» DIRECTIVE
Write out the records word for word, with no pictures.
-- start PROVIDED DATA --
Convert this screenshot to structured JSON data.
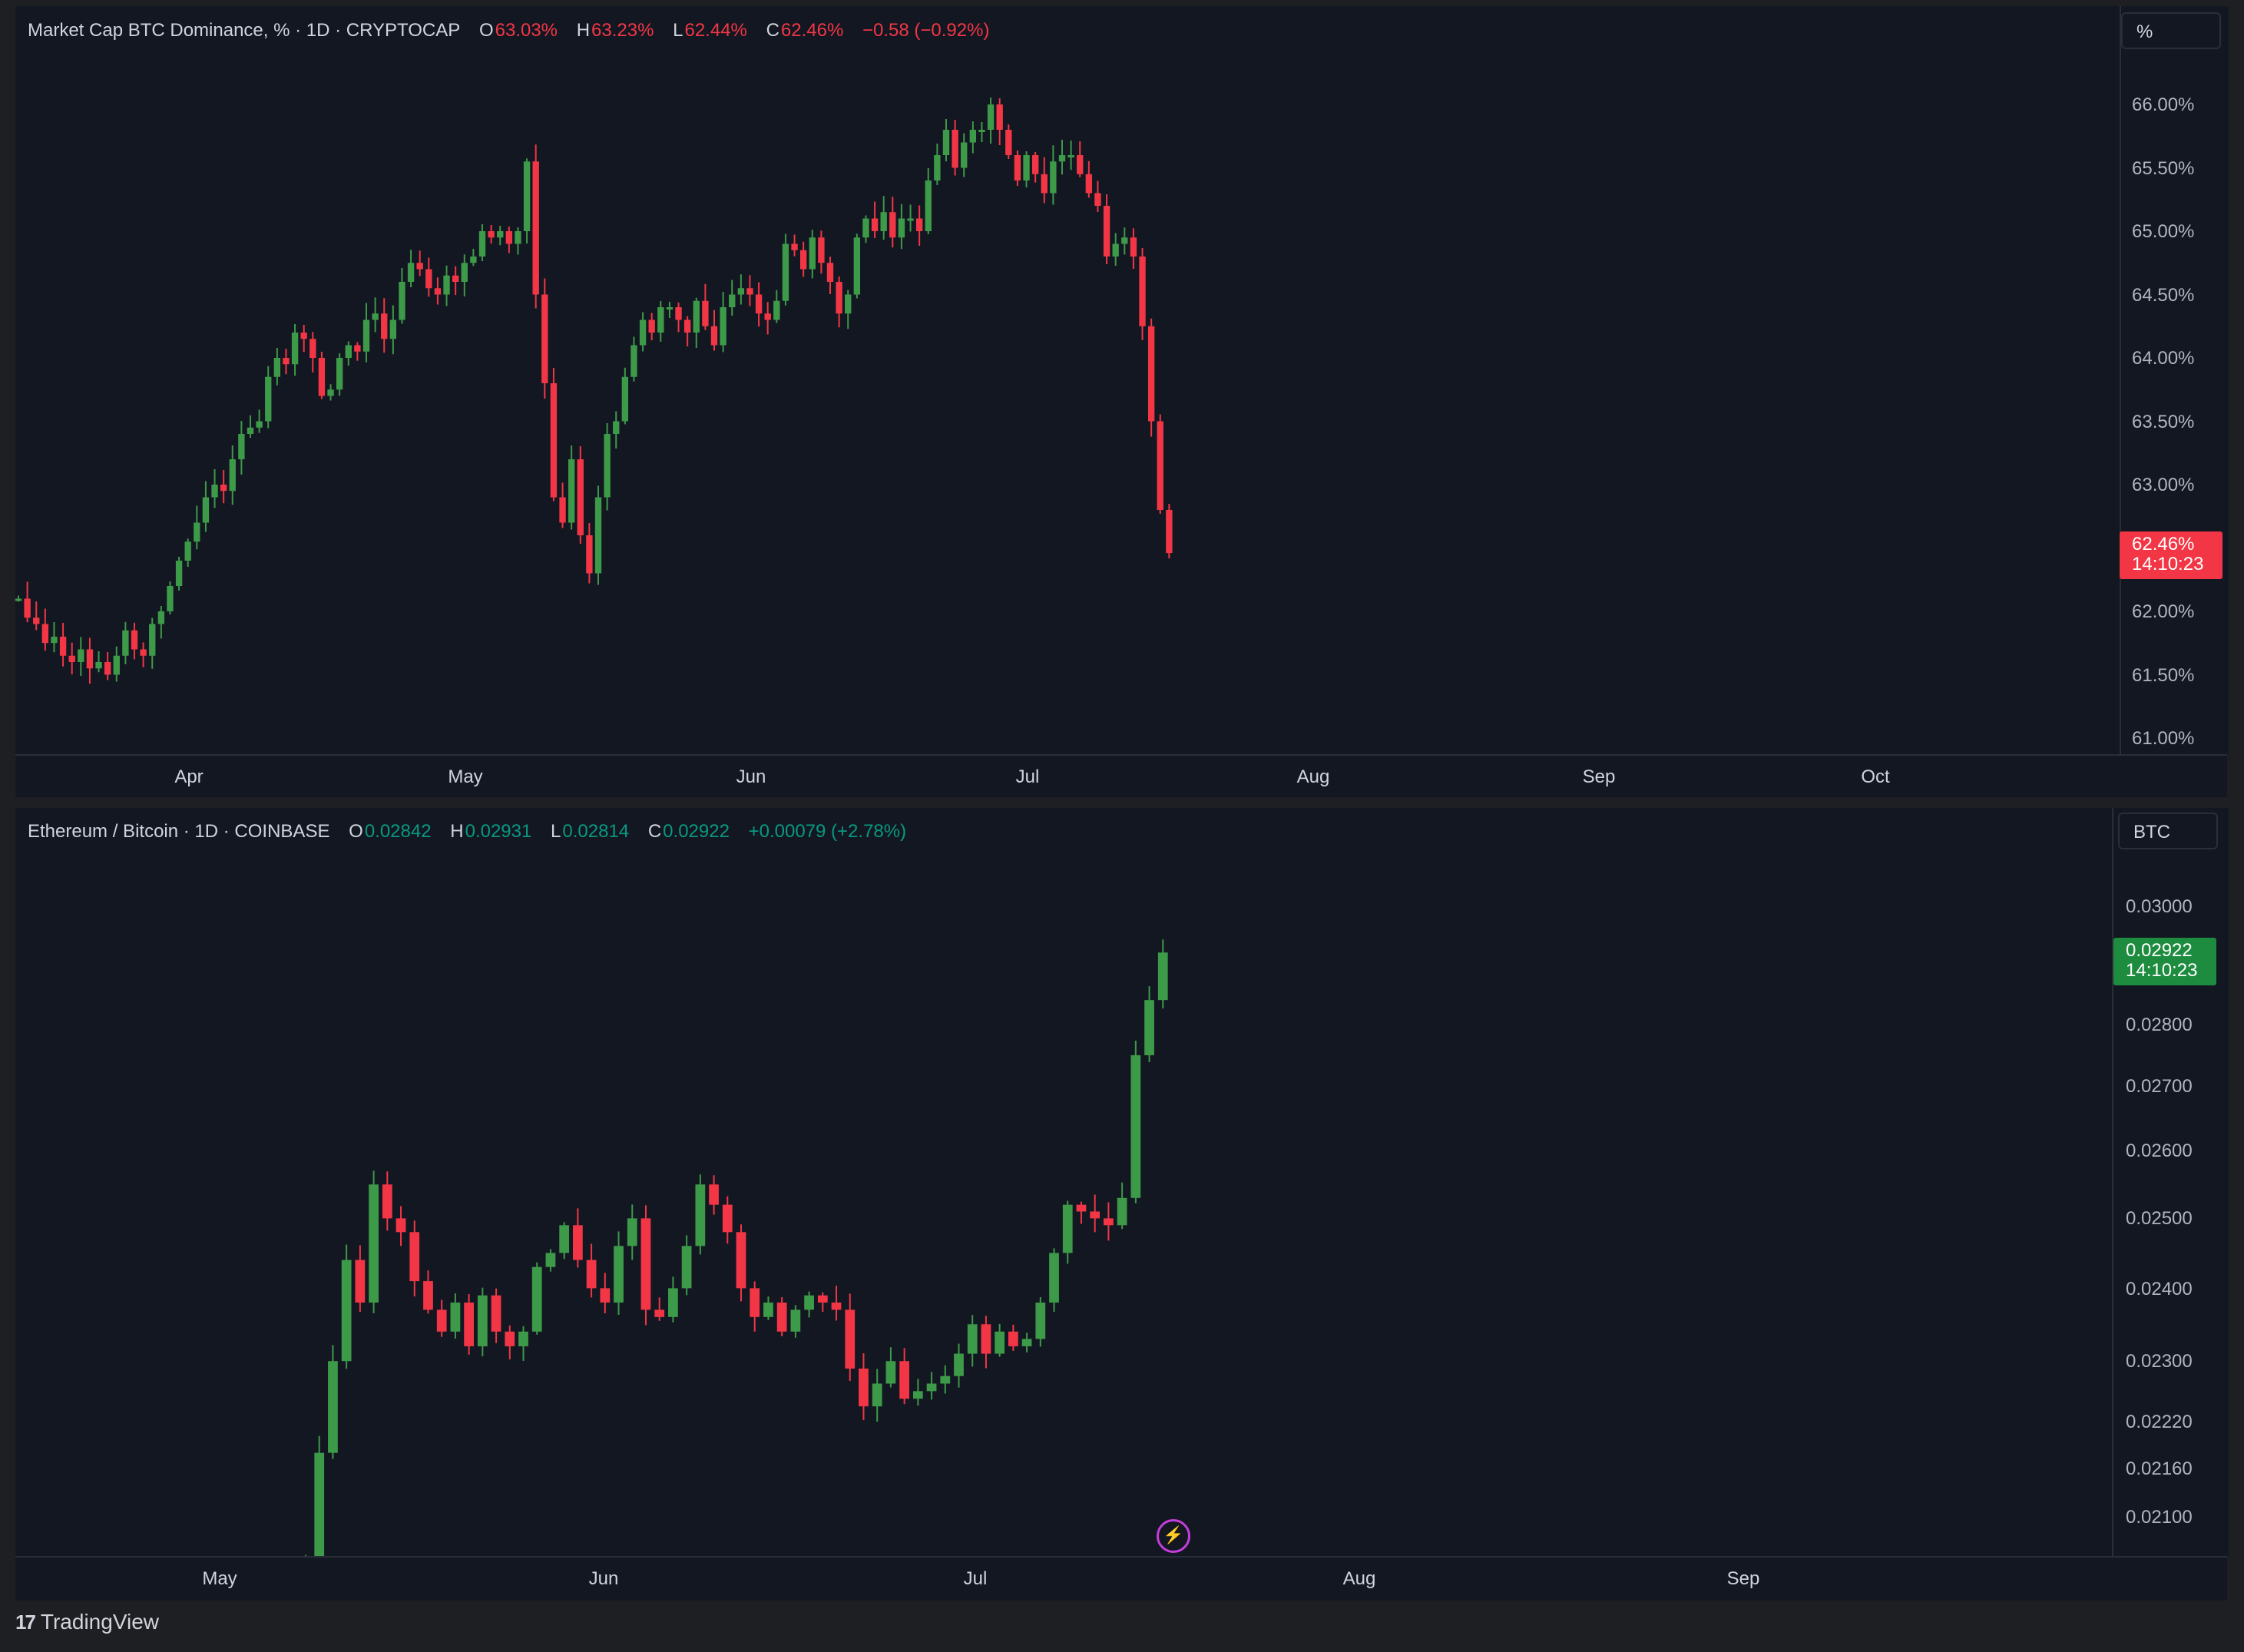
{
  "colors": {
    "up": "#22ab94",
    "up_fill": "#3d9a48",
    "down": "#f23645",
    "bg": "#131722",
    "grid": "#2a2e39"
  },
  "top_pane": {
    "legend": {
      "name": "Market Cap BTC Dominance, % · 1D · CRYPTOCAP",
      "o_lab": "O",
      "o": "63.03%",
      "h_lab": "H",
      "h": "63.23%",
      "l_lab": "L",
      "l": "62.44%",
      "c_lab": "C",
      "c": "62.46%",
      "change": "−0.58 (−0.92%)"
    },
    "unit_button": "%",
    "y_ticks": [
      "66.00%",
      "65.50%",
      "65.00%",
      "64.50%",
      "64.00%",
      "63.50%",
      "63.00%",
      "62.00%",
      "61.50%",
      "61.00%"
    ],
    "last_price": "62.46%",
    "countdown": "14:10:23",
    "x_ticks": [
      "Apr",
      "May",
      "Jun",
      "Jul",
      "Aug",
      "Sep",
      "Oct"
    ]
  },
  "bottom_pane": {
    "legend": {
      "name": "Ethereum / Bitcoin · 1D · COINBASE",
      "o_lab": "O",
      "o": "0.02842",
      "h_lab": "H",
      "h": "0.02931",
      "l_lab": "L",
      "l": "0.02814",
      "c_lab": "C",
      "c": "0.02922",
      "change": "+0.00079 (+2.78%)"
    },
    "unit_button": "BTC",
    "y_ticks": [
      "0.03000",
      "0.02800",
      "0.02700",
      "0.02600",
      "0.02500",
      "0.02400",
      "0.02300",
      "0.02220",
      "0.02160",
      "0.02100"
    ],
    "last_price": "0.02922",
    "countdown": "14:10:23",
    "x_ticks": [
      "May",
      "Jun",
      "Jul",
      "Aug",
      "Sep"
    ]
  },
  "brand": {
    "logo": "17",
    "name": "TradingView"
  },
  "icons": {
    "flash": "lightning-icon"
  },
  "chart_data": [
    {
      "type": "candlestick",
      "title": "Market Cap BTC Dominance, % · 1D · CRYPTOCAP",
      "x_axis": [
        "Apr",
        "May",
        "Jun",
        "Jul",
        "Aug",
        "Sep",
        "Oct"
      ],
      "ylim": [
        60.8,
        66.3
      ],
      "y_unit": "%",
      "closes": [
        62.1,
        61.95,
        61.9,
        61.75,
        61.8,
        61.65,
        61.6,
        61.7,
        61.55,
        61.6,
        61.5,
        61.65,
        61.85,
        61.7,
        61.65,
        61.9,
        62.0,
        62.2,
        62.4,
        62.55,
        62.7,
        62.9,
        63.0,
        62.95,
        63.2,
        63.4,
        63.45,
        63.5,
        63.85,
        64.0,
        63.95,
        64.2,
        64.15,
        64.0,
        63.7,
        63.75,
        64.0,
        64.1,
        64.05,
        64.3,
        64.35,
        64.15,
        64.3,
        64.6,
        64.75,
        64.7,
        64.55,
        64.5,
        64.65,
        64.6,
        64.75,
        64.8,
        65.0,
        64.95,
        65.0,
        64.9,
        65.0,
        65.55,
        64.5,
        63.8,
        62.9,
        62.7,
        63.2,
        62.6,
        62.3,
        62.9,
        63.4,
        63.5,
        63.85,
        64.1,
        64.3,
        64.2,
        64.4,
        64.4,
        64.3,
        64.2,
        64.45,
        64.25,
        64.1,
        64.4,
        64.5,
        64.55,
        64.5,
        64.35,
        64.3,
        64.45,
        64.9,
        64.85,
        64.7,
        64.95,
        64.75,
        64.6,
        64.35,
        64.5,
        64.95,
        65.1,
        65.0,
        65.15,
        64.95,
        65.1,
        65.1,
        65.0,
        65.4,
        65.6,
        65.8,
        65.5,
        65.7,
        65.8,
        65.8,
        66.0,
        65.8,
        65.6,
        65.4,
        65.6,
        65.45,
        65.3,
        65.55,
        65.6,
        65.6,
        65.45,
        65.3,
        65.2,
        64.8,
        64.9,
        64.95,
        64.8,
        64.25,
        63.5,
        62.8,
        62.46
      ]
    },
    {
      "type": "candlestick",
      "title": "Ethereum / Bitcoin · 1D · COINBASE",
      "x_axis": [
        "May",
        "Jun",
        "Jul",
        "Aug",
        "Sep"
      ],
      "ylim": [
        0.0205,
        0.0305
      ],
      "y_unit": "BTC",
      "closes": [
        0.0205,
        0.0218,
        0.023,
        0.0244,
        0.0238,
        0.0255,
        0.025,
        0.0248,
        0.0241,
        0.0237,
        0.0234,
        0.0238,
        0.0232,
        0.0239,
        0.0234,
        0.0232,
        0.0234,
        0.0243,
        0.0245,
        0.0249,
        0.0244,
        0.024,
        0.0238,
        0.0246,
        0.025,
        0.0237,
        0.0236,
        0.024,
        0.0246,
        0.0255,
        0.0252,
        0.0248,
        0.024,
        0.0236,
        0.0238,
        0.0234,
        0.0237,
        0.0239,
        0.0238,
        0.0237,
        0.0229,
        0.0224,
        0.0227,
        0.023,
        0.0225,
        0.0226,
        0.0227,
        0.0228,
        0.0231,
        0.0235,
        0.0231,
        0.0234,
        0.0232,
        0.0233,
        0.0238,
        0.0245,
        0.0252,
        0.0251,
        0.025,
        0.0249,
        0.0253,
        0.0275,
        0.0284,
        0.0292
      ]
    }
  ]
}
-- end PROVIDED DATA --
» THE SOLUTION
Convert this screenshot to structured JSON data.
{
  "colors": {
    "up": "#22ab94",
    "up_fill": "#3d9a48",
    "down": "#f23645",
    "bg": "#131722",
    "grid": "#2a2e39"
  },
  "top_pane": {
    "legend": {
      "name": "Market Cap BTC Dominance, % · 1D · CRYPTOCAP",
      "o_lab": "O",
      "o": "63.03%",
      "h_lab": "H",
      "h": "63.23%",
      "l_lab": "L",
      "l": "62.44%",
      "c_lab": "C",
      "c": "62.46%",
      "change": "−0.58 (−0.92%)"
    },
    "unit_button": "%",
    "y_ticks": [
      "66.00%",
      "65.50%",
      "65.00%",
      "64.50%",
      "64.00%",
      "63.50%",
      "63.00%",
      "62.00%",
      "61.50%",
      "61.00%"
    ],
    "last_price": "62.46%",
    "countdown": "14:10:23",
    "x_ticks": [
      "Apr",
      "May",
      "Jun",
      "Jul",
      "Aug",
      "Sep",
      "Oct"
    ]
  },
  "bottom_pane": {
    "legend": {
      "name": "Ethereum / Bitcoin · 1D · COINBASE",
      "o_lab": "O",
      "o": "0.02842",
      "h_lab": "H",
      "h": "0.02931",
      "l_lab": "L",
      "l": "0.02814",
      "c_lab": "C",
      "c": "0.02922",
      "change": "+0.00079 (+2.78%)"
    },
    "unit_button": "BTC",
    "y_ticks": [
      "0.03000",
      "0.02800",
      "0.02700",
      "0.02600",
      "0.02500",
      "0.02400",
      "0.02300",
      "0.02220",
      "0.02160",
      "0.02100"
    ],
    "last_price": "0.02922",
    "countdown": "14:10:23",
    "x_ticks": [
      "May",
      "Jun",
      "Jul",
      "Aug",
      "Sep"
    ]
  },
  "brand": {
    "logo": "17",
    "name": "TradingView"
  },
  "icons": {
    "flash": "lightning-icon"
  },
  "chart_data": [
    {
      "type": "candlestick",
      "title": "Market Cap BTC Dominance, % · 1D · CRYPTOCAP",
      "x_axis": [
        "Apr",
        "May",
        "Jun",
        "Jul",
        "Aug",
        "Sep",
        "Oct"
      ],
      "ylim": [
        60.8,
        66.3
      ],
      "y_unit": "%",
      "closes": [
        62.1,
        61.95,
        61.9,
        61.75,
        61.8,
        61.65,
        61.6,
        61.7,
        61.55,
        61.6,
        61.5,
        61.65,
        61.85,
        61.7,
        61.65,
        61.9,
        62.0,
        62.2,
        62.4,
        62.55,
        62.7,
        62.9,
        63.0,
        62.95,
        63.2,
        63.4,
        63.45,
        63.5,
        63.85,
        64.0,
        63.95,
        64.2,
        64.15,
        64.0,
        63.7,
        63.75,
        64.0,
        64.1,
        64.05,
        64.3,
        64.35,
        64.15,
        64.3,
        64.6,
        64.75,
        64.7,
        64.55,
        64.5,
        64.65,
        64.6,
        64.75,
        64.8,
        65.0,
        64.95,
        65.0,
        64.9,
        65.0,
        65.55,
        64.5,
        63.8,
        62.9,
        62.7,
        63.2,
        62.6,
        62.3,
        62.9,
        63.4,
        63.5,
        63.85,
        64.1,
        64.3,
        64.2,
        64.4,
        64.4,
        64.3,
        64.2,
        64.45,
        64.25,
        64.1,
        64.4,
        64.5,
        64.55,
        64.5,
        64.35,
        64.3,
        64.45,
        64.9,
        64.85,
        64.7,
        64.95,
        64.75,
        64.6,
        64.35,
        64.5,
        64.95,
        65.1,
        65.0,
        65.15,
        64.95,
        65.1,
        65.1,
        65.0,
        65.4,
        65.6,
        65.8,
        65.5,
        65.7,
        65.8,
        65.8,
        66.0,
        65.8,
        65.6,
        65.4,
        65.6,
        65.45,
        65.3,
        65.55,
        65.6,
        65.6,
        65.45,
        65.3,
        65.2,
        64.8,
        64.9,
        64.95,
        64.8,
        64.25,
        63.5,
        62.8,
        62.46
      ]
    },
    {
      "type": "candlestick",
      "title": "Ethereum / Bitcoin · 1D · COINBASE",
      "x_axis": [
        "May",
        "Jun",
        "Jul",
        "Aug",
        "Sep"
      ],
      "ylim": [
        0.0205,
        0.0305
      ],
      "y_unit": "BTC",
      "closes": [
        0.0205,
        0.0218,
        0.023,
        0.0244,
        0.0238,
        0.0255,
        0.025,
        0.0248,
        0.0241,
        0.0237,
        0.0234,
        0.0238,
        0.0232,
        0.0239,
        0.0234,
        0.0232,
        0.0234,
        0.0243,
        0.0245,
        0.0249,
        0.0244,
        0.024,
        0.0238,
        0.0246,
        0.025,
        0.0237,
        0.0236,
        0.024,
        0.0246,
        0.0255,
        0.0252,
        0.0248,
        0.024,
        0.0236,
        0.0238,
        0.0234,
        0.0237,
        0.0239,
        0.0238,
        0.0237,
        0.0229,
        0.0224,
        0.0227,
        0.023,
        0.0225,
        0.0226,
        0.0227,
        0.0228,
        0.0231,
        0.0235,
        0.0231,
        0.0234,
        0.0232,
        0.0233,
        0.0238,
        0.0245,
        0.0252,
        0.0251,
        0.025,
        0.0249,
        0.0253,
        0.0275,
        0.0284,
        0.0292
      ]
    }
  ]
}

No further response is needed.